> DIRECTIONS FOR THIS TASK: Format the rows from the line with "doc-number-label: Ingrese el" up to and including the line with "chevron-down-icon [902,248,910,254]" as a JSON list of strings, one string per line, with blank lines left out.

> MATERIAL FOR THIS TASK:
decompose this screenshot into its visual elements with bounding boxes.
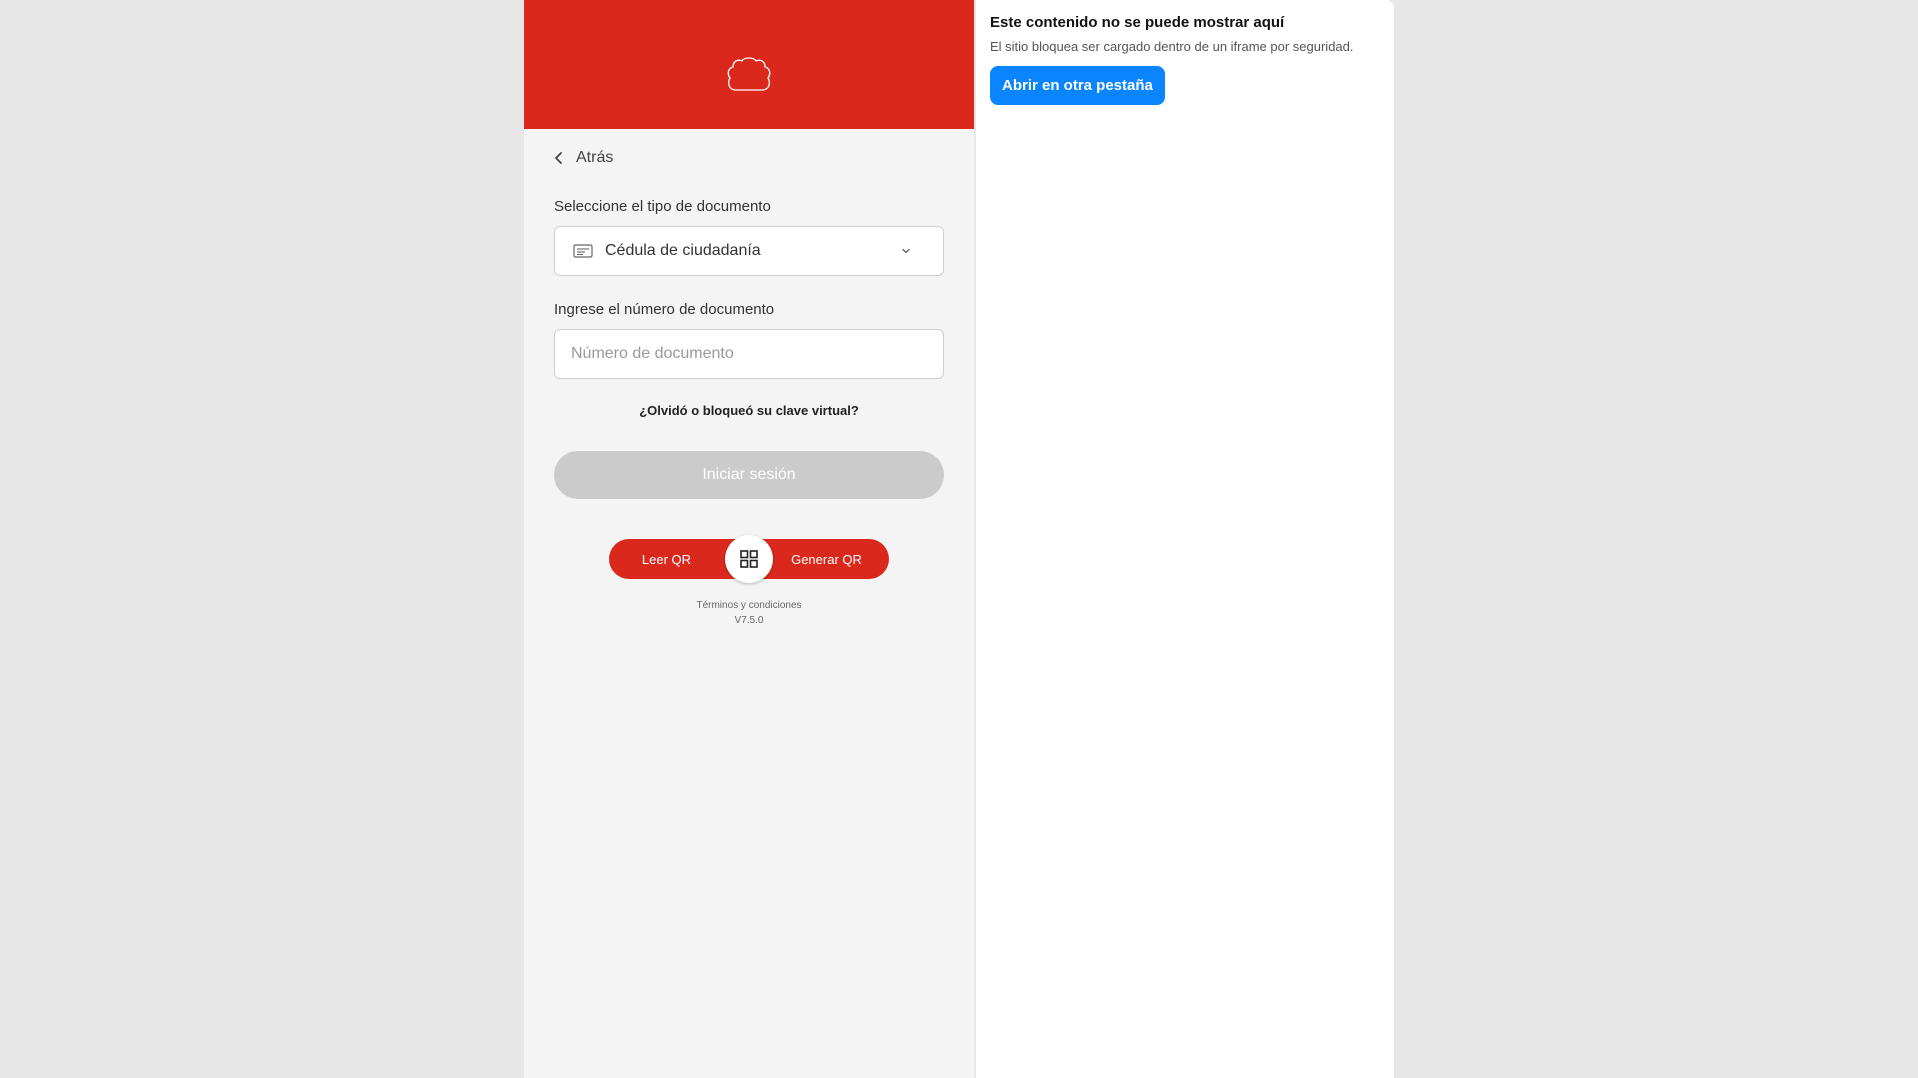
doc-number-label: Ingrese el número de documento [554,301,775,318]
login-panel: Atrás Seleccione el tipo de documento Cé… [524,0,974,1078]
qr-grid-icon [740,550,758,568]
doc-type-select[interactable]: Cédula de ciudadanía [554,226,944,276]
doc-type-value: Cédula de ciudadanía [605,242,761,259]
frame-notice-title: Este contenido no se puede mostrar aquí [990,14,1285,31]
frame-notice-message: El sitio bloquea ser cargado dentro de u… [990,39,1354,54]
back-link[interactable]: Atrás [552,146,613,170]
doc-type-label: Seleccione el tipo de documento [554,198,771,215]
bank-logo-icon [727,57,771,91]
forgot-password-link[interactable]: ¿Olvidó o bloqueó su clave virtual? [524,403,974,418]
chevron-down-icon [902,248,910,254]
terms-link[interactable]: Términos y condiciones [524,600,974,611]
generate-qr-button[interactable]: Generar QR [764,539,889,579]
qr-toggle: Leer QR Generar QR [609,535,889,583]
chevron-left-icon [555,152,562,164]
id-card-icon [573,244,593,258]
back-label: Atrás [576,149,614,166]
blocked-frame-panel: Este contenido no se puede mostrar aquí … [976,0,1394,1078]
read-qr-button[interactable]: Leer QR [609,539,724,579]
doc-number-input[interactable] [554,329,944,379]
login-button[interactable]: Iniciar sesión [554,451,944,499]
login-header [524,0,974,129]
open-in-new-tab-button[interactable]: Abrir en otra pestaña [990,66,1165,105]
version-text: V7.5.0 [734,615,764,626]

> COMPLETED EXERCISE:
[
  "doc-number-label: Ingrese el número de documento [554,301,775,318]",
  "login-panel: Atrás Seleccione el tipo de documento Cé… [524,0,974,1078]",
  "qr-grid-icon [740,550,758,568]",
  "doc-type-select[interactable]: Cédula de ciudadanía [554,226,944,276]",
  "doc-type-value: Cédula de ciudadanía [605,242,761,259]",
  "frame-notice-title: Este contenido no se puede mostrar aquí [990,14,1285,31]",
  "frame-notice-message: El sitio bloquea ser cargado dentro de u… [990,39,1354,54]",
  "back-link[interactable]: Atrás [552,146,613,170]",
  "doc-type-label: Seleccione el tipo de documento [554,198,771,215]",
  "bank-logo-icon [727,57,771,91]",
  "forgot-password-link[interactable]: ¿Olvidó o bloqueó su clave virtual? [524,403,974,418]",
  "chevron-down-icon [902,248,910,254]"
]